* _Prompt_: Return the listing below exactly, with the pictures dropped.

* _Materials provided_:
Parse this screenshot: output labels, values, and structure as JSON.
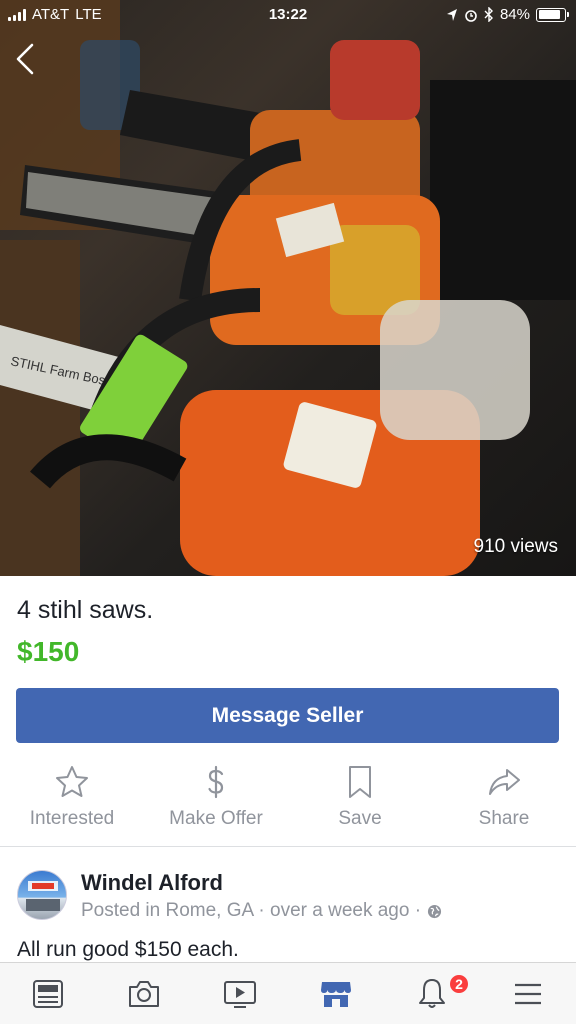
{
  "status_bar": {
    "carrier": "AT&T",
    "network": "LTE",
    "time": "13:22",
    "battery": "84%",
    "battery_level": 0.84
  },
  "photo": {
    "views": "910 views",
    "label_text": "STIHL Farm Boss"
  },
  "listing": {
    "title": "4 stihl saws.",
    "price": "$150",
    "message_button": "Message Seller",
    "description": "All run good  $150 each."
  },
  "actions": [
    {
      "label": "Interested",
      "icon": "star-icon"
    },
    {
      "label": "Make Offer",
      "icon": "dollar-icon"
    },
    {
      "label": "Save",
      "icon": "bookmark-icon"
    },
    {
      "label": "Share",
      "icon": "share-icon"
    }
  ],
  "seller": {
    "name": "Windel Alford",
    "meta": "Posted in Rome, GA · over a week ago ·"
  },
  "tabbar": {
    "items": [
      "news-feed-icon",
      "camera-icon",
      "watch-icon",
      "marketplace-icon",
      "notifications-icon",
      "menu-icon"
    ],
    "notifications_badge": "2",
    "active_color": "#4267b2"
  },
  "colors": {
    "accent": "#4267b2",
    "price": "#42b72a",
    "muted": "#90949c"
  }
}
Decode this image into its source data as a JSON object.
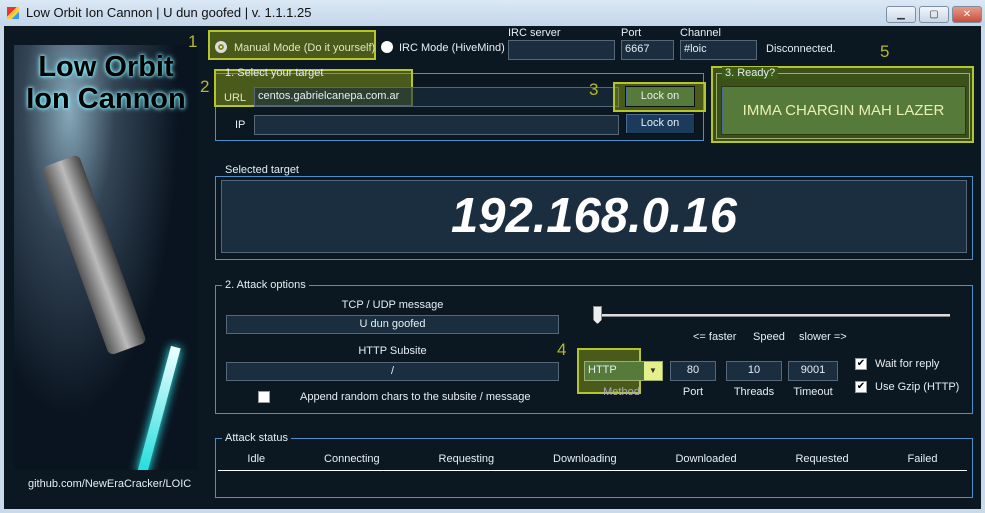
{
  "window": {
    "title": "Low Orbit Ion Cannon | U dun goofed | v. 1.1.1.25",
    "min": "▁",
    "max": "▢",
    "close": "✕"
  },
  "logo": {
    "line1": "Low Orbit",
    "line2": "Ion Cannon",
    "footer": "github.com/NewEraCracker/LOIC"
  },
  "mode": {
    "manual": "Manual Mode (Do it yourself)",
    "irc": "IRC Mode (HiveMind)",
    "selected": "manual"
  },
  "irc": {
    "server_label": "IRC server",
    "server": "",
    "port_label": "Port",
    "port": "6667",
    "channel_label": "Channel",
    "channel": "#loic",
    "status": "Disconnected."
  },
  "target": {
    "group": "1. Select your target",
    "url_label": "URL",
    "url": "centos.gabrielcanepa.com.ar",
    "ip_label": "IP",
    "ip": "",
    "lock_url": "Lock on",
    "lock_ip": "Lock on"
  },
  "ready": {
    "group": "3. Ready?",
    "fire": "IMMA CHARGIN MAH LAZER"
  },
  "selected": {
    "group": "Selected target",
    "value": "192.168.0.16"
  },
  "attack": {
    "group": "2. Attack options",
    "tcp_label": "TCP / UDP message",
    "tcp": "U dun goofed",
    "http_label": "HTTP Subsite",
    "http": "/",
    "append": "Append random chars to the subsite / message",
    "append_checked": false,
    "speed_faster": "<= faster",
    "speed": "Speed",
    "speed_slower": "slower =>",
    "speed_value": 0,
    "method": "HTTP",
    "method_label": "Method",
    "port": "80",
    "port_label": "Port",
    "threads": "10",
    "threads_label": "Threads",
    "timeout": "9001",
    "timeout_label": "Timeout",
    "wait": "Wait for reply",
    "wait_checked": true,
    "gzip": "Use Gzip (HTTP)",
    "gzip_checked": true
  },
  "status": {
    "group": "Attack status",
    "columns": [
      "Idle",
      "Connecting",
      "Requesting",
      "Downloading",
      "Downloaded",
      "Requested",
      "Failed"
    ]
  },
  "annotations": [
    "1",
    "2",
    "3",
    "4",
    "5"
  ],
  "colors": {
    "bg": "#0c1821",
    "highlight": "#b6c62a",
    "group_border": "#4d8fc9"
  }
}
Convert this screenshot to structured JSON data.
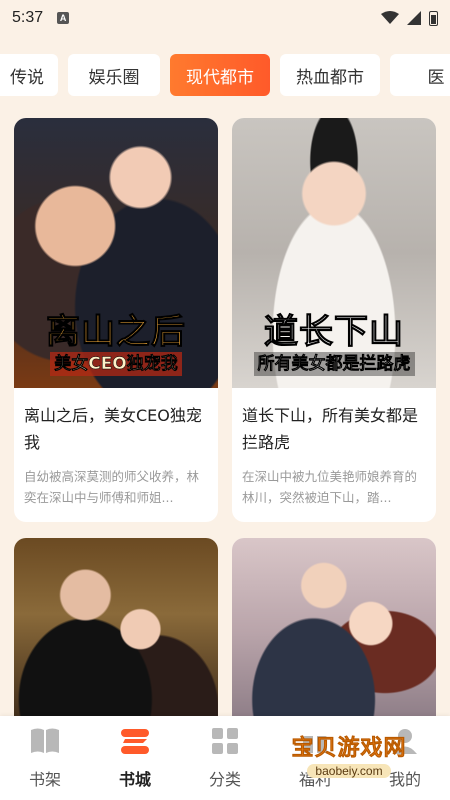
{
  "status_bar": {
    "time": "5:37",
    "notif_badge": "A"
  },
  "tabs": [
    {
      "label": "传说",
      "active": false
    },
    {
      "label": "娱乐圈",
      "active": false
    },
    {
      "label": "现代都市",
      "active": true
    },
    {
      "label": "热血都市",
      "active": false
    },
    {
      "label": "医",
      "active": false
    }
  ],
  "books": [
    {
      "cover_line1": "离山之后",
      "cover_line2": "美女CEO独宠我",
      "title": "离山之后，美女CEO独宠我",
      "desc": "自幼被高深莫测的师父收养，林奕在深山中与师傅和师姐..."
    },
    {
      "cover_line1": "道长下山",
      "cover_line2": "所有美女都是拦路虎",
      "title": "道长下山，所有美女都是拦路虎",
      "desc": "在深山中被九位美艳师娘养育的林川，突然被迫下山，踏..."
    },
    {},
    {}
  ],
  "bottom_nav": [
    {
      "label": "书架",
      "icon": "book-icon",
      "active": false
    },
    {
      "label": "书城",
      "icon": "bookstore-icon",
      "active": true
    },
    {
      "label": "分类",
      "icon": "grid-icon",
      "active": false
    },
    {
      "label": "福利",
      "icon": "gift-icon",
      "active": false
    },
    {
      "label": "我的",
      "icon": "user-icon",
      "active": false
    }
  ],
  "watermark": {
    "text": "宝贝游戏网",
    "url": "baobeiy.com"
  },
  "colors": {
    "accent": "#ff6a2c",
    "background": "#fbf1e6",
    "card": "#ffffff"
  }
}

* _Answer below_:
Parse this screenshot: output labels, values, and structure as JSON.
{
  "status_bar": {
    "carrier": "AT&T",
    "network": "LTE",
    "time": "13:22",
    "battery": "84%",
    "battery_level": 0.84
  },
  "photo": {
    "views": "910 views",
    "label_text": "STIHL Farm Boss"
  },
  "listing": {
    "title": "4 stihl saws.",
    "price": "$150",
    "message_button": "Message Seller",
    "description": "All run good  $150 each."
  },
  "actions": [
    {
      "label": "Interested",
      "icon": "star-icon"
    },
    {
      "label": "Make Offer",
      "icon": "dollar-icon"
    },
    {
      "label": "Save",
      "icon": "bookmark-icon"
    },
    {
      "label": "Share",
      "icon": "share-icon"
    }
  ],
  "seller": {
    "name": "Windel Alford",
    "meta": "Posted in Rome, GA · over a week ago ·"
  },
  "tabbar": {
    "items": [
      "news-feed-icon",
      "camera-icon",
      "watch-icon",
      "marketplace-icon",
      "notifications-icon",
      "menu-icon"
    ],
    "notifications_badge": "2",
    "active_color": "#4267b2"
  },
  "colors": {
    "accent": "#4267b2",
    "price": "#42b72a",
    "muted": "#90949c"
  }
}
Decode this image into its source data as a JSON object.
{
  "window": {
    "title": "Low Orbit Ion Cannon | U dun goofed | v. 1.1.1.25",
    "min": "▁",
    "max": "▢",
    "close": "✕"
  },
  "logo": {
    "line1": "Low Orbit",
    "line2": "Ion Cannon",
    "footer": "github.com/NewEraCracker/LOIC"
  },
  "mode": {
    "manual": "Manual Mode (Do it yourself)",
    "irc": "IRC Mode (HiveMind)",
    "selected": "manual"
  },
  "irc": {
    "server_label": "IRC server",
    "server": "",
    "port_label": "Port",
    "port": "6667",
    "channel_label": "Channel",
    "channel": "#loic",
    "status": "Disconnected."
  },
  "target": {
    "group": "1. Select your target",
    "url_label": "URL",
    "url": "centos.gabrielcanepa.com.ar",
    "ip_label": "IP",
    "ip": "",
    "lock_url": "Lock on",
    "lock_ip": "Lock on"
  },
  "ready": {
    "group": "3. Ready?",
    "fire": "IMMA CHARGIN MAH LAZER"
  },
  "selected": {
    "group": "Selected target",
    "value": "192.168.0.16"
  },
  "attack": {
    "group": "2. Attack options",
    "tcp_label": "TCP / UDP message",
    "tcp": "U dun goofed",
    "http_label": "HTTP Subsite",
    "http": "/",
    "append": "Append random chars to the subsite / message",
    "append_checked": false,
    "speed_faster": "<= faster",
    "speed": "Speed",
    "speed_slower": "slower =>",
    "speed_value": 0,
    "method": "HTTP",
    "method_label": "Method",
    "port": "80",
    "port_label": "Port",
    "threads": "10",
    "threads_label": "Threads",
    "timeout": "9001",
    "timeout_label": "Timeout",
    "wait": "Wait for reply",
    "wait_checked": true,
    "gzip": "Use Gzip (HTTP)",
    "gzip_checked": true
  },
  "status": {
    "group": "Attack status",
    "columns": [
      "Idle",
      "Connecting",
      "Requesting",
      "Downloading",
      "Downloaded",
      "Requested",
      "Failed"
    ]
  },
  "annotations": [
    "1",
    "2",
    "3",
    "4",
    "5"
  ],
  "colors": {
    "bg": "#0c1821",
    "highlight": "#b6c62a",
    "group_border": "#4d8fc9"
  }
}
Convert this screenshot to structured JSON data.
{
  "status_bar": {
    "time": "5:37",
    "notif_badge": "A"
  },
  "tabs": [
    {
      "label": "传说",
      "active": false
    },
    {
      "label": "娱乐圈",
      "active": false
    },
    {
      "label": "现代都市",
      "active": true
    },
    {
      "label": "热血都市",
      "active": false
    },
    {
      "label": "医",
      "active": false
    }
  ],
  "books": [
    {
      "cover_line1": "离山之后",
      "cover_line2": "美女CEO独宠我",
      "title": "离山之后，美女CEO独宠我",
      "desc": "自幼被高深莫测的师父收养，林奕在深山中与师傅和师姐..."
    },
    {
      "cover_line1": "道长下山",
      "cover_line2": "所有美女都是拦路虎",
      "title": "道长下山，所有美女都是拦路虎",
      "desc": "在深山中被九位美艳师娘养育的林川，突然被迫下山，踏..."
    },
    {},
    {}
  ],
  "bottom_nav": [
    {
      "label": "书架",
      "icon": "book-icon",
      "active": false
    },
    {
      "label": "书城",
      "icon": "bookstore-icon",
      "active": true
    },
    {
      "label": "分类",
      "icon": "grid-icon",
      "active": false
    },
    {
      "label": "福利",
      "icon": "gift-icon",
      "active": false
    },
    {
      "label": "我的",
      "icon": "user-icon",
      "active": false
    }
  ],
  "watermark": {
    "text": "宝贝游戏网",
    "url": "baobeiy.com"
  },
  "colors": {
    "accent": "#ff6a2c",
    "background": "#fbf1e6",
    "card": "#ffffff"
  }
}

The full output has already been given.